Goal of the exercise
Show every line containing "strukturasi" by copying it.
▬▬▬
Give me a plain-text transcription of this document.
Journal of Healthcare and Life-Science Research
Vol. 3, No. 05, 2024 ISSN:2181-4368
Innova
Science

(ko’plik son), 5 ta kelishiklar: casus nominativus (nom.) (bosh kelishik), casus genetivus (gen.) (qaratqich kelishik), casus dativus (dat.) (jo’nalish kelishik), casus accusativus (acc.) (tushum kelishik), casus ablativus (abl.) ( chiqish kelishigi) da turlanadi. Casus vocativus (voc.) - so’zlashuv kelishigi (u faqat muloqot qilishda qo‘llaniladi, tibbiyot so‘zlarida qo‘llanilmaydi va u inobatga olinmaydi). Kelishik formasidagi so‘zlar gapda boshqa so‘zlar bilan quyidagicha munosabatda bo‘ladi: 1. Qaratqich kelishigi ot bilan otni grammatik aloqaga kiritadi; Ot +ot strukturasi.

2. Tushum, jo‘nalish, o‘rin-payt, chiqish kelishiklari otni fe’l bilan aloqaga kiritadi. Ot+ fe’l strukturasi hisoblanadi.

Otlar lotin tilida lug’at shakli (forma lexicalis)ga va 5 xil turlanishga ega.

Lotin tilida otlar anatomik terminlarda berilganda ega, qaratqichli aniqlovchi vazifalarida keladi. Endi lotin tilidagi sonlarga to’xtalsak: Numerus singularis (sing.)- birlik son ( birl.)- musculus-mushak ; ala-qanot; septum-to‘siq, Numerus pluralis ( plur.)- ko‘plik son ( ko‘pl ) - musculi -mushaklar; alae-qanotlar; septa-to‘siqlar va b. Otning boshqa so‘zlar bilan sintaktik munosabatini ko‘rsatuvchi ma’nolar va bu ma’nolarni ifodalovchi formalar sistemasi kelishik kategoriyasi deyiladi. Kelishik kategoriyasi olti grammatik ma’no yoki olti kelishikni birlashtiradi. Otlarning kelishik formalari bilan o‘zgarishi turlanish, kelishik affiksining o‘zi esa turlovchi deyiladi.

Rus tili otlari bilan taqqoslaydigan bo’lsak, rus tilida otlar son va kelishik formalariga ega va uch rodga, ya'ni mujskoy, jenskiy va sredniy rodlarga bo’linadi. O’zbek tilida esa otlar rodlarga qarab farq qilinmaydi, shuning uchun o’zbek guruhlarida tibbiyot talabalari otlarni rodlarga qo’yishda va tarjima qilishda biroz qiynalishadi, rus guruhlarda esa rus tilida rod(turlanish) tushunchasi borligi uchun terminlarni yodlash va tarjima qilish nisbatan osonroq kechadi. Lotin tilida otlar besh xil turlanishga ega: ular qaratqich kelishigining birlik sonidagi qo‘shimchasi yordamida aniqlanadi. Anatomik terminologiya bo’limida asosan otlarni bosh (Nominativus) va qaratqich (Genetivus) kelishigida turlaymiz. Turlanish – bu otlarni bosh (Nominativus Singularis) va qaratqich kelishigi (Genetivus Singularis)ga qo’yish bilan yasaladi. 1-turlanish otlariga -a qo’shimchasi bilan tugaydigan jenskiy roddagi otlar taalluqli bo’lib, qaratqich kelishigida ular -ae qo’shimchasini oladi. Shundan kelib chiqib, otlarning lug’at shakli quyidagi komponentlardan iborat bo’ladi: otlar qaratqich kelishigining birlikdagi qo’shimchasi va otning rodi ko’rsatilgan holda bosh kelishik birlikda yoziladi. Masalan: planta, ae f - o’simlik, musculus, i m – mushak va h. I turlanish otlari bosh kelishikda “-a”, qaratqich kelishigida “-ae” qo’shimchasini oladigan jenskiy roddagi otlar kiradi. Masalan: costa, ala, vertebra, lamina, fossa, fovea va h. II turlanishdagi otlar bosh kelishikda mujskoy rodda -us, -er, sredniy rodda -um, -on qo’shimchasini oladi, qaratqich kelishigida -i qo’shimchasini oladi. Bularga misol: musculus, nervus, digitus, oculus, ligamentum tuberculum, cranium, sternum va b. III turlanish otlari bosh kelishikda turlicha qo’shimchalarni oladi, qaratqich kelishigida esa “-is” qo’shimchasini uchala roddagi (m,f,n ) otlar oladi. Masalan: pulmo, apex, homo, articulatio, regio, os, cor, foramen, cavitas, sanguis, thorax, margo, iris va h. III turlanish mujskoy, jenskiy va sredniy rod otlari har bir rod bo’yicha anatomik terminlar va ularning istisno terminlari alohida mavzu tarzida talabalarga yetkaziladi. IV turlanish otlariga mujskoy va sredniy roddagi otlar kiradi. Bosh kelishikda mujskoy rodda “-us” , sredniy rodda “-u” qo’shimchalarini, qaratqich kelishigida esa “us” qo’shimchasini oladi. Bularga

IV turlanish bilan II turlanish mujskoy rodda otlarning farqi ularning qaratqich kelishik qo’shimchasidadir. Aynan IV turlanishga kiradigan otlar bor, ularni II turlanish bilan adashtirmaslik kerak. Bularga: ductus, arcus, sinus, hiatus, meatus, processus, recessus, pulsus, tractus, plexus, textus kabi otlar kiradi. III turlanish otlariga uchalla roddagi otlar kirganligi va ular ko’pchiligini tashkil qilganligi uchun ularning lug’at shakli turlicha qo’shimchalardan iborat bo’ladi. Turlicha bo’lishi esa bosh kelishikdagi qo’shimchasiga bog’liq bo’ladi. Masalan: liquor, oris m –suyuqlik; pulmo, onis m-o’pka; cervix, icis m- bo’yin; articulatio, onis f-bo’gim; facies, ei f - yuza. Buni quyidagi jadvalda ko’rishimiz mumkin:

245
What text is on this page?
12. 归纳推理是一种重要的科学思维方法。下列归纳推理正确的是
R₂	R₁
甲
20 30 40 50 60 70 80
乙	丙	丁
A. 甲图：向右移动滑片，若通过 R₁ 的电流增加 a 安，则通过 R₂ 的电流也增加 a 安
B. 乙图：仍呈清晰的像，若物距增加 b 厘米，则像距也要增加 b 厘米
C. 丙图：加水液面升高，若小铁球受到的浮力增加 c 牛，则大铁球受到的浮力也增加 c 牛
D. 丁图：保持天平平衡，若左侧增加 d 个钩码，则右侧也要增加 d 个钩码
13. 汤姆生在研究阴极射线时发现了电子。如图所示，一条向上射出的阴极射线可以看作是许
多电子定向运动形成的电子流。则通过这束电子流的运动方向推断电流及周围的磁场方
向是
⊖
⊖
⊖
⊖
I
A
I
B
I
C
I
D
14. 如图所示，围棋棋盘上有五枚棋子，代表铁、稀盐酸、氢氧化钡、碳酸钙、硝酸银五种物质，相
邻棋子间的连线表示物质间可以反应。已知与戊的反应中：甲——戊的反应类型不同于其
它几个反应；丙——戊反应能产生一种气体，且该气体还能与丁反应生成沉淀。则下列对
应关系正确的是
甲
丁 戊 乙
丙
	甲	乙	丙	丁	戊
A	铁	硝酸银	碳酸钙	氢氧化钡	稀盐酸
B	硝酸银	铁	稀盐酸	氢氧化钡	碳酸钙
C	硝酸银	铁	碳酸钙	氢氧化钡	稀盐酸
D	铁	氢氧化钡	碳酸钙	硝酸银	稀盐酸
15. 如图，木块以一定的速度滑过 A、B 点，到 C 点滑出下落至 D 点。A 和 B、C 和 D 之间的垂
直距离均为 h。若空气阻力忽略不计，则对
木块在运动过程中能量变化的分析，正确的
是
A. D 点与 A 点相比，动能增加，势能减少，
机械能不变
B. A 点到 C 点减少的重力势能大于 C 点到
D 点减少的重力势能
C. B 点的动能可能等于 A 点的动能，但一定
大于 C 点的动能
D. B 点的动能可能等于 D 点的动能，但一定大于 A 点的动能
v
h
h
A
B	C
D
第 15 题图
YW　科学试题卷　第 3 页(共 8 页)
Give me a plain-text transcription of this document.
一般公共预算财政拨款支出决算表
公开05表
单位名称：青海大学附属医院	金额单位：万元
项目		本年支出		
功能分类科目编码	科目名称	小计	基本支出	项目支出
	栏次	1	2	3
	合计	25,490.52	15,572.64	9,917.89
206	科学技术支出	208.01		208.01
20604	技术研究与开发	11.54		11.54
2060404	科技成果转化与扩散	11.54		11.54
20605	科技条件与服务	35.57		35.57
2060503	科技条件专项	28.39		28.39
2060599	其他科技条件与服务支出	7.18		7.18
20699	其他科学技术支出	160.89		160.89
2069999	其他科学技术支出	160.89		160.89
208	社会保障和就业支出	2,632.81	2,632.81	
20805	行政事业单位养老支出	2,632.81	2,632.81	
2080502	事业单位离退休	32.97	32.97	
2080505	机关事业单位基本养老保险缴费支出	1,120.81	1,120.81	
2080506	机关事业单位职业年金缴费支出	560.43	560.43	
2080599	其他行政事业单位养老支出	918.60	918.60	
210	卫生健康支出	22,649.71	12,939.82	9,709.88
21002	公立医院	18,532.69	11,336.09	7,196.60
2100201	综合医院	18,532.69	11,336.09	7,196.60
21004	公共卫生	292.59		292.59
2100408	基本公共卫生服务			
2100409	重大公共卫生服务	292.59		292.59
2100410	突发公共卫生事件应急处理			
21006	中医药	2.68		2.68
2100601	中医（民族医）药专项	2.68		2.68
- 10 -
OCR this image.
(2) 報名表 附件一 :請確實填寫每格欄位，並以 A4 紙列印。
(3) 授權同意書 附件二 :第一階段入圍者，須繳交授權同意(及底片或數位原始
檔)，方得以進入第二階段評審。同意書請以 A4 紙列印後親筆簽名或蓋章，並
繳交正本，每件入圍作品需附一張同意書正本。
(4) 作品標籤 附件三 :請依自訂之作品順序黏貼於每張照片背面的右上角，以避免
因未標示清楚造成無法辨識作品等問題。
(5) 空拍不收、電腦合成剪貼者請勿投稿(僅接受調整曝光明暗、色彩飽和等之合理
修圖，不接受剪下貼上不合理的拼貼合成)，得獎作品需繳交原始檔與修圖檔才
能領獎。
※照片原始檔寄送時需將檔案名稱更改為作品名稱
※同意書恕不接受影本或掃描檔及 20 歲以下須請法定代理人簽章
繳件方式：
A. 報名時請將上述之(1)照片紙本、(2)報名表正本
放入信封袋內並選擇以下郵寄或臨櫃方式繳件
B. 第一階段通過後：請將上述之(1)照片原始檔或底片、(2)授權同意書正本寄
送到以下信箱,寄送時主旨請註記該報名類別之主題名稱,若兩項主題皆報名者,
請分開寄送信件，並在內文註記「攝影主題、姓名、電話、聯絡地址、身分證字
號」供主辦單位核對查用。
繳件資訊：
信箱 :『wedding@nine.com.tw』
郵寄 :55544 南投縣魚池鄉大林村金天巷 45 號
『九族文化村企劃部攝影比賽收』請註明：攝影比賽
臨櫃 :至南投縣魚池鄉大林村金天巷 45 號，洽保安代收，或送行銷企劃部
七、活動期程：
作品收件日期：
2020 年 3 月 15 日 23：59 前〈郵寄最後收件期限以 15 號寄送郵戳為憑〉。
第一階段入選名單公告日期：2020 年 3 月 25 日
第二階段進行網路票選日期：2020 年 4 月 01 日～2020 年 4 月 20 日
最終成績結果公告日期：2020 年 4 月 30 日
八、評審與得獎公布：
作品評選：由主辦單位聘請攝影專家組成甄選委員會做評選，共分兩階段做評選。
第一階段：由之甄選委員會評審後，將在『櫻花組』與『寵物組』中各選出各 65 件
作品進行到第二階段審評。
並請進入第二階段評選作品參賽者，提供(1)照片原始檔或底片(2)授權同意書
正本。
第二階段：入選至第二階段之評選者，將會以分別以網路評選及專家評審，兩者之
▬▬▬
Result
(ko’plik son), 5 ta kelishiklar: casus nominativus (nom.) (bosh kelishik), casus genetivus (gen.) (qaratqich kelishik), casus dativus (dat.) (jo’nalish kelishik), casus accusativus (acc.) (tushum kelishik), casus ablativus (abl.) ( chiqish kelishigi) da turlanadi. Casus vocativus (voc.) - so’zlashuv kelishigi (u faqat muloqot qilishda qo‘llaniladi, tibbiyot so‘zlarida qo‘llanilmaydi va u inobatga olinmaydi). Kelishik formasidagi so‘zlar gapda boshqa so‘zlar bilan quyidagicha munosabatda bo‘ladi: 1. Qaratqich kelishigi ot bilan otni grammatik aloqaga kiritadi; Ot +ot strukturasi.
2. Tushum, jo‘nalish, o‘rin-payt, chiqish kelishiklari otni fe’l bilan aloqaga kiritadi. Ot+ fe’l strukturasi hisoblanadi.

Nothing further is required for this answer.